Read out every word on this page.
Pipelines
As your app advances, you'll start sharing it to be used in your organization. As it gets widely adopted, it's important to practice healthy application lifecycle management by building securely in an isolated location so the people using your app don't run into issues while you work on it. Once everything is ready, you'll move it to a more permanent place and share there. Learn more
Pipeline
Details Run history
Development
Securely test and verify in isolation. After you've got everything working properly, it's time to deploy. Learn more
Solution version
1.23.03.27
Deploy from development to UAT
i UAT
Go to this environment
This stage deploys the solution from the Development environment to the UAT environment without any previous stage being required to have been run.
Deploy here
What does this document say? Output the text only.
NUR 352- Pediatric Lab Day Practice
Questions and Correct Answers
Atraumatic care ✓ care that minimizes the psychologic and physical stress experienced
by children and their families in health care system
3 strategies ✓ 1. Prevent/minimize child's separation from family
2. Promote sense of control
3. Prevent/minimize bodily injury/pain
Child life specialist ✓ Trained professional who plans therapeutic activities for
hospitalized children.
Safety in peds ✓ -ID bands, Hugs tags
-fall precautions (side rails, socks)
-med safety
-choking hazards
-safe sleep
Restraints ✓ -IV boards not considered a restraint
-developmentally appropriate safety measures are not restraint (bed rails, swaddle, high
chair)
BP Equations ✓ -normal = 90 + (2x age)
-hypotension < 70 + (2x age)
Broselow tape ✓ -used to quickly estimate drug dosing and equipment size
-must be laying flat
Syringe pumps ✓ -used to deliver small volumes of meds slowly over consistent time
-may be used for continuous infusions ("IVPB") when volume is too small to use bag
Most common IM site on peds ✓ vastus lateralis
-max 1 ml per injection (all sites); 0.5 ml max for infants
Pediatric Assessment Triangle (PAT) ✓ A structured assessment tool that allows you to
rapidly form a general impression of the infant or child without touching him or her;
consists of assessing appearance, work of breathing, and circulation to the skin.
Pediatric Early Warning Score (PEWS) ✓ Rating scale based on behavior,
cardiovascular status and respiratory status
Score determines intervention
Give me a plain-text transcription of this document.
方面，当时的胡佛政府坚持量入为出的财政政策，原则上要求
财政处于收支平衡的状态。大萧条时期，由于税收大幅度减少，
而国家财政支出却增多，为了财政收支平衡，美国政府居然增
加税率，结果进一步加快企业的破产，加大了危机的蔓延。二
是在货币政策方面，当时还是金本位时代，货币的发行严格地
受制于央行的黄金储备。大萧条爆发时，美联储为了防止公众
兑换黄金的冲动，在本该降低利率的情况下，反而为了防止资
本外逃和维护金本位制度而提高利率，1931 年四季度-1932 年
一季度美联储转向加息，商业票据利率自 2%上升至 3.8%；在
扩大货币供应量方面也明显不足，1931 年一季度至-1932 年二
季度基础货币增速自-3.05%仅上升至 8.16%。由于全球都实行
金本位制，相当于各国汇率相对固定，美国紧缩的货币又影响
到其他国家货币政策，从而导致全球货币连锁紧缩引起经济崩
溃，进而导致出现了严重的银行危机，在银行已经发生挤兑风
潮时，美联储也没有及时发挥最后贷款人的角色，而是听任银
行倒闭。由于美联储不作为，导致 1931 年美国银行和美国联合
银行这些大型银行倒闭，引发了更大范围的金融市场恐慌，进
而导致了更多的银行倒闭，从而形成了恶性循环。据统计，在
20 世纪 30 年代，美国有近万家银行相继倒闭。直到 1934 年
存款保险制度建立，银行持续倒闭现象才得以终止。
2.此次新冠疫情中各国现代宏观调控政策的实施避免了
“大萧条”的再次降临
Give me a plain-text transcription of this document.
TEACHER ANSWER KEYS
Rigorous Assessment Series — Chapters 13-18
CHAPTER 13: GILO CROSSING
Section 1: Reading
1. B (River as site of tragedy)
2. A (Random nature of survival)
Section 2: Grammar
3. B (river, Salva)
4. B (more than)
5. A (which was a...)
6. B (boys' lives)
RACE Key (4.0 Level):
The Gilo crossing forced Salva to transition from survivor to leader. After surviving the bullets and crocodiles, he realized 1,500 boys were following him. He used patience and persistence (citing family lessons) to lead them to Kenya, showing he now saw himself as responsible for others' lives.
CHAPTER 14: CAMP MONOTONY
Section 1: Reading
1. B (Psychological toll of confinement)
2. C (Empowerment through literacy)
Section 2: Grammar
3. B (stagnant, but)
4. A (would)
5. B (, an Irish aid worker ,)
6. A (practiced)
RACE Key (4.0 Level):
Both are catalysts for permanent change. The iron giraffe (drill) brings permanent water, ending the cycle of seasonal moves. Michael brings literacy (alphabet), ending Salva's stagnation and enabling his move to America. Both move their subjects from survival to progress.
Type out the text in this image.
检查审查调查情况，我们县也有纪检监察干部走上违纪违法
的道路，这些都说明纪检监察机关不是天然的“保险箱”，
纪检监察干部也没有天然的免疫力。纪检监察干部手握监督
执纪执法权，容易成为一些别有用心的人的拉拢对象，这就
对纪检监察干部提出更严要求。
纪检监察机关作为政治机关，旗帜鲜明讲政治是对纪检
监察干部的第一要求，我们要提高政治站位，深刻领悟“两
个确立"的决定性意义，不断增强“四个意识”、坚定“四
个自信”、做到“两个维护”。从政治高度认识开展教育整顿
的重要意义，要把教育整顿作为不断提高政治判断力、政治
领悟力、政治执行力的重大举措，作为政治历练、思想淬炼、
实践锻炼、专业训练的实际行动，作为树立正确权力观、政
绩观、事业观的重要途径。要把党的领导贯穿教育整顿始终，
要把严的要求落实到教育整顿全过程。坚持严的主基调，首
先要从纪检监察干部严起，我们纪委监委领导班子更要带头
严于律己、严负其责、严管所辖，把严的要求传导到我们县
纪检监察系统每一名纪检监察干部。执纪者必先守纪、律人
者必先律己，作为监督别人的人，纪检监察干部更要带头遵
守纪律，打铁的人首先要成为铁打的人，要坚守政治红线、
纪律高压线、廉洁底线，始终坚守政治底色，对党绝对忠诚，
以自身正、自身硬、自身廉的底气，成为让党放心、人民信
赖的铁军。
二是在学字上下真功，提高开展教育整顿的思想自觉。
※
**Stated task**.
Copy all the lines above that hold the string "small".

**Exercise output**.
Syringe pumps ✓ -used to deliver small volumes of meds slowly over consistent time
-may be used for continuous infusions ("IVPB") when volume is too small to use bag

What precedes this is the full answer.